Data listing:
::::::
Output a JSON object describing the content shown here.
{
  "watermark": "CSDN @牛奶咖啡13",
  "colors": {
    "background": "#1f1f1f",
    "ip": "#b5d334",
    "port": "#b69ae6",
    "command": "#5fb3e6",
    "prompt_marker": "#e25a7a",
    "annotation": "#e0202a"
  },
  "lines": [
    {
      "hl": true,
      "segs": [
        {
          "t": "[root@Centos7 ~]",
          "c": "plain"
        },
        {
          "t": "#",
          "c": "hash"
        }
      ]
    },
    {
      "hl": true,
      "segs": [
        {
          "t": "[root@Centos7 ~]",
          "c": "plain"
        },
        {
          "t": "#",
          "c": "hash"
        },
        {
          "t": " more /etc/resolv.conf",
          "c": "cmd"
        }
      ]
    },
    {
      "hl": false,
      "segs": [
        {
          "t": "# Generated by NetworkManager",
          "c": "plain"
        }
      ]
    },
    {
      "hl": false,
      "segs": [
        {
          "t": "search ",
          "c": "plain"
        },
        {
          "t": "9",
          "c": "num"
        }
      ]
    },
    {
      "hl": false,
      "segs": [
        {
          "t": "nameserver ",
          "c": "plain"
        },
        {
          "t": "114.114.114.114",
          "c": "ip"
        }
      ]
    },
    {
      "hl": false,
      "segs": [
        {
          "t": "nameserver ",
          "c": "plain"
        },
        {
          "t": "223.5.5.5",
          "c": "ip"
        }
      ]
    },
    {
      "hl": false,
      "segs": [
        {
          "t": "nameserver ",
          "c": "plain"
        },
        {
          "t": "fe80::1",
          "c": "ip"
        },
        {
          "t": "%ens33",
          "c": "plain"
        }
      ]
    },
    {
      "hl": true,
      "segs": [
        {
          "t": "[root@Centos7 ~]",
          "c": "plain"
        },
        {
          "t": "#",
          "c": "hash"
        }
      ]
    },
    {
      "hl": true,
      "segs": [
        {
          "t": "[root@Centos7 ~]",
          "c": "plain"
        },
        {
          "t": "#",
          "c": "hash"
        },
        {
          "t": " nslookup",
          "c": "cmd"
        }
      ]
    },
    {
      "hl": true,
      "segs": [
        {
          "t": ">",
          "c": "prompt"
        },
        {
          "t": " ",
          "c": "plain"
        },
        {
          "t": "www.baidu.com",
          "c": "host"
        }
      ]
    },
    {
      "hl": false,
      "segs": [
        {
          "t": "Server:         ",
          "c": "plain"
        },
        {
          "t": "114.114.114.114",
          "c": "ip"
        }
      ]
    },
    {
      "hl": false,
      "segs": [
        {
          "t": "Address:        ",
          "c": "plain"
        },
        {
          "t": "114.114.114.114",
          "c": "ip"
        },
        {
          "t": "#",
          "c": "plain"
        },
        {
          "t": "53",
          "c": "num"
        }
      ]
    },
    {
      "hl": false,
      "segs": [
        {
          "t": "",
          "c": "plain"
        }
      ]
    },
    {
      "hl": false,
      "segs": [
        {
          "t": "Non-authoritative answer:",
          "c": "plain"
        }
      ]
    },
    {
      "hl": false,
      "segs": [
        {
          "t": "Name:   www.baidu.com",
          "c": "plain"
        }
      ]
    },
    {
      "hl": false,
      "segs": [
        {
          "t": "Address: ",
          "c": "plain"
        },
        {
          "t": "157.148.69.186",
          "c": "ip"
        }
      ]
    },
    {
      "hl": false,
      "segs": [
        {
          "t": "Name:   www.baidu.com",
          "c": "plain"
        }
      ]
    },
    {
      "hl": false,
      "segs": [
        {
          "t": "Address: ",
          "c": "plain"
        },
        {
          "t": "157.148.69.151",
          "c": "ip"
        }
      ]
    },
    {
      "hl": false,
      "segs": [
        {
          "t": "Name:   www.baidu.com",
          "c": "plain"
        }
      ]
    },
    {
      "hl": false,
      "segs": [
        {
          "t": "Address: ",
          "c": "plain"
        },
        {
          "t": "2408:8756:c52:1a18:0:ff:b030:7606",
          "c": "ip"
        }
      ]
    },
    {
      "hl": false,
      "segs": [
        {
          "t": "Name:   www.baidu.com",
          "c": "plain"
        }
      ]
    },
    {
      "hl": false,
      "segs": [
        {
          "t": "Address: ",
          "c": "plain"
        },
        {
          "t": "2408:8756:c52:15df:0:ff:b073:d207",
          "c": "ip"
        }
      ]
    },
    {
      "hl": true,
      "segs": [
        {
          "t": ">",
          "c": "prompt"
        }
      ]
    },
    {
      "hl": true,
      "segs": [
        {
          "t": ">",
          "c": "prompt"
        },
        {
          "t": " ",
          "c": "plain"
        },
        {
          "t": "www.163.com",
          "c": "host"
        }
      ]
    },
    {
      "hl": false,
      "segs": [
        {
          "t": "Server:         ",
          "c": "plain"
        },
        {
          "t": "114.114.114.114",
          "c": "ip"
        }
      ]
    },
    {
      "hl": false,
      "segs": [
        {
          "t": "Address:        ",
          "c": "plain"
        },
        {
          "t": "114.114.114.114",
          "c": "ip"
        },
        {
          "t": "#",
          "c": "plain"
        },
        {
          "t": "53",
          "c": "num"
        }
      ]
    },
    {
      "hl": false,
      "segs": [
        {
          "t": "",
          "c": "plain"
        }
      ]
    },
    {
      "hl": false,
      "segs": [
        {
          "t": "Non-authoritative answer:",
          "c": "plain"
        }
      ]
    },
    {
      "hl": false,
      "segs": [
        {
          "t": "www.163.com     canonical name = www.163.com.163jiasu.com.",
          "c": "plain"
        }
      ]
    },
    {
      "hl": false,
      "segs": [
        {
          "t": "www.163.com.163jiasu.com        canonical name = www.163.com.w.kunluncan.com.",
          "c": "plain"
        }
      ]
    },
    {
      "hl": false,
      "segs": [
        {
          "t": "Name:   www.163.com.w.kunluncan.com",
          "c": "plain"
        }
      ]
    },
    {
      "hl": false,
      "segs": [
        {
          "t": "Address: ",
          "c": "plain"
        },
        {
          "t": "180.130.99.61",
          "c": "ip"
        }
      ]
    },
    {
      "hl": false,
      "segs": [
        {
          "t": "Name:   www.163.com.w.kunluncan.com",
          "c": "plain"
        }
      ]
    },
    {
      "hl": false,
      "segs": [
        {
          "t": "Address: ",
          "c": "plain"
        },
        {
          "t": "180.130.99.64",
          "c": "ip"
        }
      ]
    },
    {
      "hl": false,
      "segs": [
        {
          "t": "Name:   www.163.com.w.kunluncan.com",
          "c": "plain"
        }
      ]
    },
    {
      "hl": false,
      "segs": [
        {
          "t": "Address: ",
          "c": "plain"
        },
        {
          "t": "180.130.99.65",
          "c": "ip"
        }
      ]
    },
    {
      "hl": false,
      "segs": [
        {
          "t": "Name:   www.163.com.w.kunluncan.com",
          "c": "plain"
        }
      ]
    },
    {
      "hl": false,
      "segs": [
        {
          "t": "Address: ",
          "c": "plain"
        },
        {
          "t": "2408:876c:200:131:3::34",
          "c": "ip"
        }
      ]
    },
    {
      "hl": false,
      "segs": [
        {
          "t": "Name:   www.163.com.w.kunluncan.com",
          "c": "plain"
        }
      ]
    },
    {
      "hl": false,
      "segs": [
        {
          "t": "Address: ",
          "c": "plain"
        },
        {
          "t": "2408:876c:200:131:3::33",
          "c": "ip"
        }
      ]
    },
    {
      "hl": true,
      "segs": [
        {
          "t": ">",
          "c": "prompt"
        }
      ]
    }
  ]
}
::::::
▶ _STATED PROBLEM_: Make an exact copy of the data above.

▶ _EXERCISE ANSWER_:
Output a JSON object describing the content shown here.
{
  "watermark": "CSDN @牛奶咖啡13",
  "colors": {
    "background": "#1f1f1f",
    "ip": "#b5d334",
    "port": "#b69ae6",
    "command": "#5fb3e6",
    "prompt_marker": "#e25a7a",
    "annotation": "#e0202a"
  },
  "lines": [
    {
      "hl": true,
      "segs": [
        {
          "t": "[root@Centos7 ~]",
          "c": "plain"
        },
        {
          "t": "#",
          "c": "hash"
        }
      ]
    },
    {
      "hl": true,
      "segs": [
        {
          "t": "[root@Centos7 ~]",
          "c": "plain"
        },
        {
          "t": "#",
          "c": "hash"
        },
        {
          "t": " more /etc/resolv.conf",
          "c": "cmd"
        }
      ]
    },
    {
      "hl": false,
      "segs": [
        {
          "t": "# Generated by NetworkManager",
          "c": "plain"
        }
      ]
    },
    {
      "hl": false,
      "segs": [
        {
          "t": "search ",
          "c": "plain"
        },
        {
          "t": "9",
          "c": "num"
        }
      ]
    },
    {
      "hl": false,
      "segs": [
        {
          "t": "nameserver ",
          "c": "plain"
        },
        {
          "t": "114.114.114.114",
          "c": "ip"
        }
      ]
    },
    {
      "hl": false,
      "segs": [
        {
          "t": "nameserver ",
          "c": "plain"
        },
        {
          "t": "223.5.5.5",
          "c": "ip"
        }
      ]
    },
    {
      "hl": false,
      "segs": [
        {
          "t": "nameserver ",
          "c": "plain"
        },
        {
          "t": "fe80::1",
          "c": "ip"
        },
        {
          "t": "%ens33",
          "c": "plain"
        }
      ]
    },
    {
      "hl": true,
      "segs": [
        {
          "t": "[root@Centos7 ~]",
          "c": "plain"
        },
        {
          "t": "#",
          "c": "hash"
        }
      ]
    },
    {
      "hl": true,
      "segs": [
        {
          "t": "[root@Centos7 ~]",
          "c": "plain"
        },
        {
          "t": "#",
          "c": "hash"
        },
        {
          "t": " nslookup",
          "c": "cmd"
        }
      ]
    },
    {
      "hl": true,
      "segs": [
        {
          "t": ">",
          "c": "prompt"
        },
        {
          "t": " ",
          "c": "plain"
        },
        {
          "t": "www.baidu.com",
          "c": "host"
        }
      ]
    },
    {
      "hl": false,
      "segs": [
        {
          "t": "Server:         ",
          "c": "plain"
        },
        {
          "t": "114.114.114.114",
          "c": "ip"
        }
      ]
    },
    {
      "hl": false,
      "segs": [
        {
          "t": "Address:        ",
          "c": "plain"
        },
        {
          "t": "114.114.114.114",
          "c": "ip"
        },
        {
          "t": "#",
          "c": "plain"
        },
        {
          "t": "53",
          "c": "num"
        }
      ]
    },
    {
      "hl": false,
      "segs": [
        {
          "t": "",
          "c": "plain"
        }
      ]
    },
    {
      "hl": false,
      "segs": [
        {
          "t": "Non-authoritative answer:",
          "c": "plain"
        }
      ]
    },
    {
      "hl": false,
      "segs": [
        {
          "t": "Name:   www.baidu.com",
          "c": "plain"
        }
      ]
    },
    {
      "hl": false,
      "segs": [
        {
          "t": "Address: ",
          "c": "plain"
        },
        {
          "t": "157.148.69.186",
          "c": "ip"
        }
      ]
    },
    {
      "hl": false,
      "segs": [
        {
          "t": "Name:   www.baidu.com",
          "c": "plain"
        }
      ]
    },
    {
      "hl": false,
      "segs": [
        {
          "t": "Address: ",
          "c": "plain"
        },
        {
          "t": "157.148.69.151",
          "c": "ip"
        }
      ]
    },
    {
      "hl": false,
      "segs": [
        {
          "t": "Name:   www.baidu.com",
          "c": "plain"
        }
      ]
    },
    {
      "hl": false,
      "segs": [
        {
          "t": "Address: ",
          "c": "plain"
        },
        {
          "t": "2408:8756:c52:1a18:0:ff:b030:7606",
          "c": "ip"
        }
      ]
    },
    {
      "hl": false,
      "segs": [
        {
          "t": "Name:   www.baidu.com",
          "c": "plain"
        }
      ]
    },
    {
      "hl": false,
      "segs": [
        {
          "t": "Address: ",
          "c": "plain"
        },
        {
          "t": "2408:8756:c52:15df:0:ff:b073:d207",
          "c": "ip"
        }
      ]
    },
    {
      "hl": true,
      "segs": [
        {
          "t": ">",
          "c": "prompt"
        }
      ]
    },
    {
      "hl": true,
      "segs": [
        {
          "t": ">",
          "c": "prompt"
        },
        {
          "t": " ",
          "c": "plain"
        },
        {
          "t": "www.163.com",
          "c": "host"
        }
      ]
    },
    {
      "hl": false,
      "segs": [
        {
          "t": "Server:         ",
          "c": "plain"
        },
        {
          "t": "114.114.114.114",
          "c": "ip"
        }
      ]
    },
    {
      "hl": false,
      "segs": [
        {
          "t": "Address:        ",
          "c": "plain"
        },
        {
          "t": "114.114.114.114",
          "c": "ip"
        },
        {
          "t": "#",
          "c": "plain"
        },
        {
          "t": "53",
          "c": "num"
        }
      ]
    },
    {
      "hl": false,
      "segs": [
        {
          "t": "",
          "c": "plain"
        }
      ]
    },
    {
      "hl": false,
      "segs": [
        {
          "t": "Non-authoritative answer:",
          "c": "plain"
        }
      ]
    },
    {
      "hl": false,
      "segs": [
        {
          "t": "www.163.com     canonical name = www.163.com.163jiasu.com.",
          "c": "plain"
        }
      ]
    },
    {
      "hl": false,
      "segs": [
        {
          "t": "www.163.com.163jiasu.com        canonical name = www.163.com.w.kunluncan.com.",
          "c": "plain"
        }
      ]
    },
    {
      "hl": false,
      "segs": [
        {
          "t": "Name:   www.163.com.w.kunluncan.com",
          "c": "plain"
        }
      ]
    },
    {
      "hl": false,
      "segs": [
        {
          "t": "Address: ",
          "c": "plain"
        },
        {
          "t": "180.130.99.61",
          "c": "ip"
        }
      ]
    },
    {
      "hl": false,
      "segs": [
        {
          "t": "Name:   www.163.com.w.kunluncan.com",
          "c": "plain"
        }
      ]
    },
    {
      "hl": false,
      "segs": [
        {
          "t": "Address: ",
          "c": "plain"
        },
        {
          "t": "180.130.99.64",
          "c": "ip"
        }
      ]
    },
    {
      "hl": false,
      "segs": [
        {
          "t": "Name:   www.163.com.w.kunluncan.com",
          "c": "plain"
        }
      ]
    },
    {
      "hl": false,
      "segs": [
        {
          "t": "Address: ",
          "c": "plain"
        },
        {
          "t": "180.130.99.65",
          "c": "ip"
        }
      ]
    },
    {
      "hl": false,
      "segs": [
        {
          "t": "Name:   www.163.com.w.kunluncan.com",
          "c": "plain"
        }
      ]
    },
    {
      "hl": false,
      "segs": [
        {
          "t": "Address: ",
          "c": "plain"
        },
        {
          "t": "2408:876c:200:131:3::34",
          "c": "ip"
        }
      ]
    },
    {
      "hl": false,
      "segs": [
        {
          "t": "Name:   www.163.com.w.kunluncan.com",
          "c": "plain"
        }
      ]
    },
    {
      "hl": false,
      "segs": [
        {
          "t": "Address: ",
          "c": "plain"
        },
        {
          "t": "2408:876c:200:131:3::33",
          "c": "ip"
        }
      ]
    },
    {
      "hl": true,
      "segs": [
        {
          "t": ">",
          "c": "prompt"
        }
      ]
    }
  ]
}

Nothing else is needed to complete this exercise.